## start Data to use
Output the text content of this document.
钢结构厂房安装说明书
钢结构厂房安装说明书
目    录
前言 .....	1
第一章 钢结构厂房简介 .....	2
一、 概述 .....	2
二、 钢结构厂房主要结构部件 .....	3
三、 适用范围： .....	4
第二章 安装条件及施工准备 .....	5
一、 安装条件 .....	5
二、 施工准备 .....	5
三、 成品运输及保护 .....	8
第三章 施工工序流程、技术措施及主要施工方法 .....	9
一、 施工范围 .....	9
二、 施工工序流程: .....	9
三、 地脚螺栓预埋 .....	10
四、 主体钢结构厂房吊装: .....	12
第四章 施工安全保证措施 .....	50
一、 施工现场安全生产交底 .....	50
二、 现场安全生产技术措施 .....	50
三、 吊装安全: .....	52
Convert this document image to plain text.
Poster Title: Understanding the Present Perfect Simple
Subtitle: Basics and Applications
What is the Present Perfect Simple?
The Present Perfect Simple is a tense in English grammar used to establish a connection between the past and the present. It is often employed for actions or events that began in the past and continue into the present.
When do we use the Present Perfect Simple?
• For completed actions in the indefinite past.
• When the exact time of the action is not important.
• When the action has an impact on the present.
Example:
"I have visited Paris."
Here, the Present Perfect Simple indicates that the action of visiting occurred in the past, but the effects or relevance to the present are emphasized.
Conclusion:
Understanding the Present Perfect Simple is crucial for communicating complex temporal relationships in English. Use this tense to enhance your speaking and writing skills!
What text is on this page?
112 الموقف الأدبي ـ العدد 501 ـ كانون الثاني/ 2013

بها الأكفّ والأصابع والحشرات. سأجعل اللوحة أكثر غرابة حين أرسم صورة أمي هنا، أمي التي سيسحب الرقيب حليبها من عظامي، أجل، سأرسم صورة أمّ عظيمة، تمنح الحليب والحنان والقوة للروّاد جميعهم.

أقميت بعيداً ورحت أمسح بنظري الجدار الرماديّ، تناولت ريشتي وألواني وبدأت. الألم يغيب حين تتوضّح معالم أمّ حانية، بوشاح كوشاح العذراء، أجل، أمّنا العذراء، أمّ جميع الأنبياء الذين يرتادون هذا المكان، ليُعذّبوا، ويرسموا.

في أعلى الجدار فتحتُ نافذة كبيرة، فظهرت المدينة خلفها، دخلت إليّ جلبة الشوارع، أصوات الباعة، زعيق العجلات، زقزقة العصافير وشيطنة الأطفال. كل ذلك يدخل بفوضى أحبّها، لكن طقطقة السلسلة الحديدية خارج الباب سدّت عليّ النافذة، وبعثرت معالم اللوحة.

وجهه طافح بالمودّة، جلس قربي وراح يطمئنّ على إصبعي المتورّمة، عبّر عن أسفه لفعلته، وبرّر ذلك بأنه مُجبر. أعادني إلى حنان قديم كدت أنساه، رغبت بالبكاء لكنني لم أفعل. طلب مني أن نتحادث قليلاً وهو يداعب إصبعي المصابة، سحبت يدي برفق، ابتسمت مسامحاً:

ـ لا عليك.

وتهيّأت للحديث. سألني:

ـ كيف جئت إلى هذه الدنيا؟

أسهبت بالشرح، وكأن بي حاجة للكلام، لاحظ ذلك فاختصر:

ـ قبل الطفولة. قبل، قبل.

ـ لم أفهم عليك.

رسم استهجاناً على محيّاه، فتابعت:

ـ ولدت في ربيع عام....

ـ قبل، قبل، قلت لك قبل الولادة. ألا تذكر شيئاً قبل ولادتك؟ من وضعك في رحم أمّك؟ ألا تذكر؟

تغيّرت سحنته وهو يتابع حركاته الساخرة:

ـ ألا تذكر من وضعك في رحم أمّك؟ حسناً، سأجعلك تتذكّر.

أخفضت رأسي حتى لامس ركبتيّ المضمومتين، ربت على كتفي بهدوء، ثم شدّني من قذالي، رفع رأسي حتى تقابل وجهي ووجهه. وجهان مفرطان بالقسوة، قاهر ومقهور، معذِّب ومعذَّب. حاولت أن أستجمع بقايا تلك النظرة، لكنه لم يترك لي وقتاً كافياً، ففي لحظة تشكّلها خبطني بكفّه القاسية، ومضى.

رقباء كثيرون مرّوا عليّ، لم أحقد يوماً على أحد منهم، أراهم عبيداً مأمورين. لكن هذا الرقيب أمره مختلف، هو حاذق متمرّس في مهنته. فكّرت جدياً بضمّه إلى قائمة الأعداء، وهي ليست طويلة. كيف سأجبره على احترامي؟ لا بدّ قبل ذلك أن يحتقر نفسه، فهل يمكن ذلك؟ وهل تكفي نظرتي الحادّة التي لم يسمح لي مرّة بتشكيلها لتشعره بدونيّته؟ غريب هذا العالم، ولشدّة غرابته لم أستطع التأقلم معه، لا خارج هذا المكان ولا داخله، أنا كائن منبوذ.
## end Data to use
Work required: Find the word "تذكر" in the material, then list each line that holds it.

The solution:
ـ قبل، قبل، قلت لك قبل الولادة. ألا تذكر شيئاً قبل ولادتك؟ من وضعك في رحم أمّك؟ ألا تذكر؟
ـ ألا تذكر من وضعك في رحم أمّك؟ حسناً، سأجعلك تتذكّر.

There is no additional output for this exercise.